TASK STATEMENT: Copy every line of the data that contains the string "glottal".
-- Start of STORED DATA --
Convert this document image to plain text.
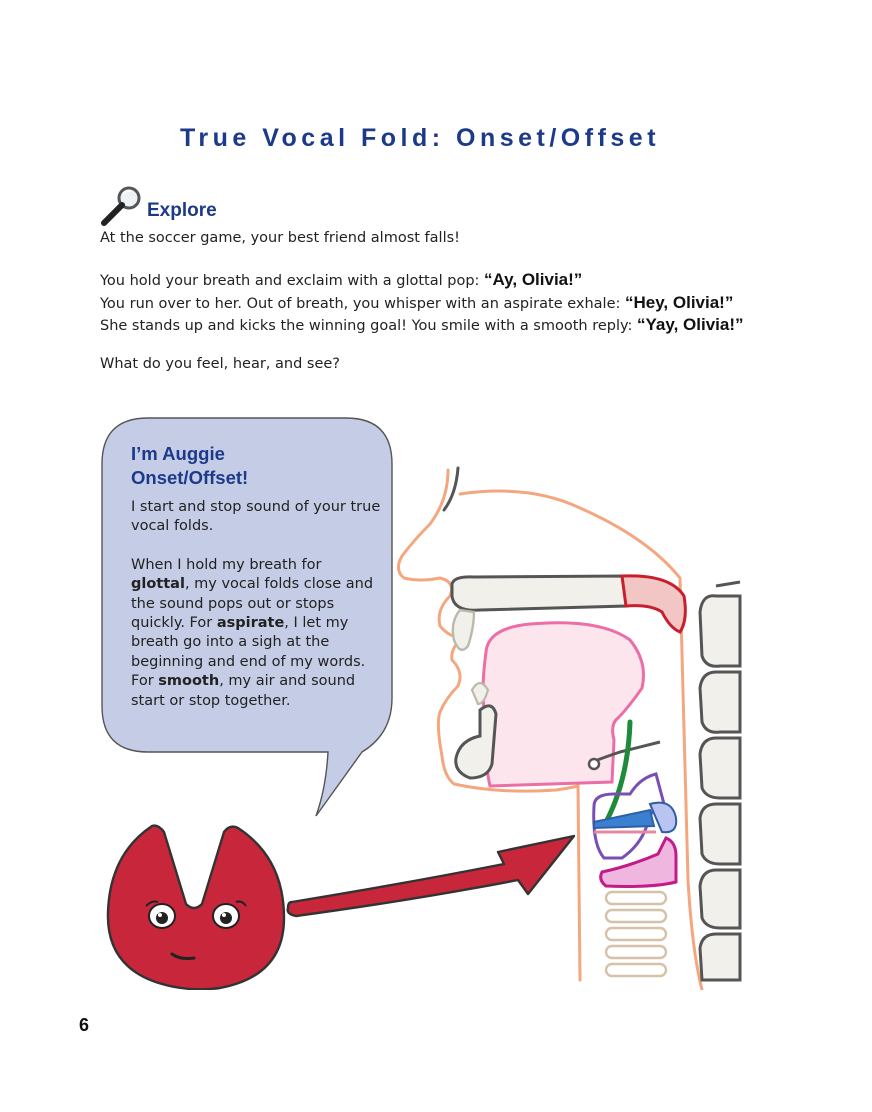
True Vocal Fold: Onset/Offset
Explore
At the soccer game, your best friend almost falls!
You hold your breath and exclaim with a glottal pop: “Ay, Olivia!”
You run over to her. Out of breath, you whisper with an aspirate exhale: “Hey, Olivia!”
She stands up and kicks the winning goal! You smile with a smooth reply: “Yay, Olivia!”
What do you feel, hear, and see?
I’m Auggie
Onset/Offset!

I start and stop sound of your true vocal folds.

When I hold my breath for glottal, my vocal folds close and the sound pops out or stops quickly. For aspirate, I let my breath go into a sigh at the beginning and end of my words. For smooth, my air and sound start or stop together.

6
-- End of STORED DATA --
REPLY TO THE TASK:
You hold your breath and exclaim with a glottal pop: “Ay, Olivia!”
When I hold my breath for glottal, my vocal folds close and the sound pops out or stops quickly. For aspirate, I let my breath go into a sigh at the beginning and end of my words. For smooth, my air and sound start or stop together.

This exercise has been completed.